* [Task goal] What is the number of lines holding the word "structured"? Give that number alone.

[Start of Record set]

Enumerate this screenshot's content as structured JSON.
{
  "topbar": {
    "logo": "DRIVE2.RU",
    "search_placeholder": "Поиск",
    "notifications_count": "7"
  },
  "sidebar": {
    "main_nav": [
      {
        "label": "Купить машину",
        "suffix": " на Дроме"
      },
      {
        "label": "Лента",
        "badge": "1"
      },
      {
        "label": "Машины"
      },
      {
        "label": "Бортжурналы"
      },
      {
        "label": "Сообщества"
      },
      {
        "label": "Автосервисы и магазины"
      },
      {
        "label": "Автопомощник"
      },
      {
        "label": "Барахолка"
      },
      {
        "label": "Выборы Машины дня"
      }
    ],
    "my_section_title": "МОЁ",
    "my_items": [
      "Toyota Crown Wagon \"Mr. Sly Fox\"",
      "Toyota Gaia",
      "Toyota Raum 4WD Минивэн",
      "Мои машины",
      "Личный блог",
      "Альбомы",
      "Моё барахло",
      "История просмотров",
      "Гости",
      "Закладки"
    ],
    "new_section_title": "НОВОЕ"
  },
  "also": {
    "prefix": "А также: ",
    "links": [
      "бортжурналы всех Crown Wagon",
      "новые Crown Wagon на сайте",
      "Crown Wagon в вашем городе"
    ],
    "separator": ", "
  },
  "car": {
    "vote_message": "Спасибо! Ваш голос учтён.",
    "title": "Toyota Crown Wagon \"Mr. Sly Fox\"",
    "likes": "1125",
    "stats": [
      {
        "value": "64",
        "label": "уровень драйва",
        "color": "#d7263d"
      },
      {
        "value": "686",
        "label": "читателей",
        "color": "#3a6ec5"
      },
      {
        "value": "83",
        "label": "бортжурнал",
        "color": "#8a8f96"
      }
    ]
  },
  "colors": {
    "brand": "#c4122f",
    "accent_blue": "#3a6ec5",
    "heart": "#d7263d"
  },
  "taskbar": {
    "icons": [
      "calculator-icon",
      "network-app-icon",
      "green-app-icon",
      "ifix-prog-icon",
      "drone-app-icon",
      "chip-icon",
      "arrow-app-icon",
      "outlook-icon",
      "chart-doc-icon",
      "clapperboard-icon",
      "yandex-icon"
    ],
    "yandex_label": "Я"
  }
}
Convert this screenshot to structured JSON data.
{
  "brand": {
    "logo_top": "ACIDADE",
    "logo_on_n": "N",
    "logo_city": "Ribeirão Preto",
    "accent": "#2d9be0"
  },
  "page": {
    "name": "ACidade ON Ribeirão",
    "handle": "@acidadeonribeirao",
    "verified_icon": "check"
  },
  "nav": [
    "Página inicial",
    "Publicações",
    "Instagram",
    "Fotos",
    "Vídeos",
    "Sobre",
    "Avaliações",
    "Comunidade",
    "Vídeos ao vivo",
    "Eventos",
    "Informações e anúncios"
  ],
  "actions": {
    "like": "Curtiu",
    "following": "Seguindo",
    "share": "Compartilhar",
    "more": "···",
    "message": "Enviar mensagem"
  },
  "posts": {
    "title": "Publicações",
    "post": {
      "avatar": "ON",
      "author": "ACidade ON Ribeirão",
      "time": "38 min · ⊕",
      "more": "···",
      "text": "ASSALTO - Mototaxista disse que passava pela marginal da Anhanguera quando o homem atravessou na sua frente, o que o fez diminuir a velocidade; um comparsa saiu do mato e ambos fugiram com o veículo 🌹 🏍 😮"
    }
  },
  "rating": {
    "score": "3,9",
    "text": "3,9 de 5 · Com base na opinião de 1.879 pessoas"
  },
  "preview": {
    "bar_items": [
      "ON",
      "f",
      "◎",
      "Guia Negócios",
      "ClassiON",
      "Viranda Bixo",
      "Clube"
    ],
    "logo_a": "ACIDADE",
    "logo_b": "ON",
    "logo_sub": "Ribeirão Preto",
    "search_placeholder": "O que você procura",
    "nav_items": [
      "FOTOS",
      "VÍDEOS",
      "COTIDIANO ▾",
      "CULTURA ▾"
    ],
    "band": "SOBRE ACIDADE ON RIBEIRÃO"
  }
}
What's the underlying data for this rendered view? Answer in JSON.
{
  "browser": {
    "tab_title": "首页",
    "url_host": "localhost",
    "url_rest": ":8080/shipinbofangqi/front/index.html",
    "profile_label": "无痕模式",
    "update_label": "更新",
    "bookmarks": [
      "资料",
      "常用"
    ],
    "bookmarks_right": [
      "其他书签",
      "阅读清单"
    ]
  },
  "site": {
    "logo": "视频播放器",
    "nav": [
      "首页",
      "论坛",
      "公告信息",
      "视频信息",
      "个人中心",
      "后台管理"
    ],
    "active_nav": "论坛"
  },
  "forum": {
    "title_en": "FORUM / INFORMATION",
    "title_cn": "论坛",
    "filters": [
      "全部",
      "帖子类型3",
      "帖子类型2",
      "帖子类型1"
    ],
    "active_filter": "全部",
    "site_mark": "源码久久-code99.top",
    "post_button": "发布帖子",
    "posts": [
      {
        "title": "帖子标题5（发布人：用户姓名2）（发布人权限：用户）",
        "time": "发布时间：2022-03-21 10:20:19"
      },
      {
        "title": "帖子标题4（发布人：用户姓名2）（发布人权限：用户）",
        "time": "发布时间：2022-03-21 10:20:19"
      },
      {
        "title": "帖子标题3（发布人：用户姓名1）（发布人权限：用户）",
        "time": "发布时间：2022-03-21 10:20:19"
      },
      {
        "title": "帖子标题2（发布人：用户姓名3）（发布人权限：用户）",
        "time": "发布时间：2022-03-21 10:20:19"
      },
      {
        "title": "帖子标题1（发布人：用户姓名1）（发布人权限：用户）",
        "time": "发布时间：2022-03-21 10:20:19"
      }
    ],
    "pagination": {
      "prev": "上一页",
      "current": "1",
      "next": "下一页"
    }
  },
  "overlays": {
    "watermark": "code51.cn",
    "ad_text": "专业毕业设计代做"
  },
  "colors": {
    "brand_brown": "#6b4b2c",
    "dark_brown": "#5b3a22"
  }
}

[End of Record set]

* [Answer to this exercise] 2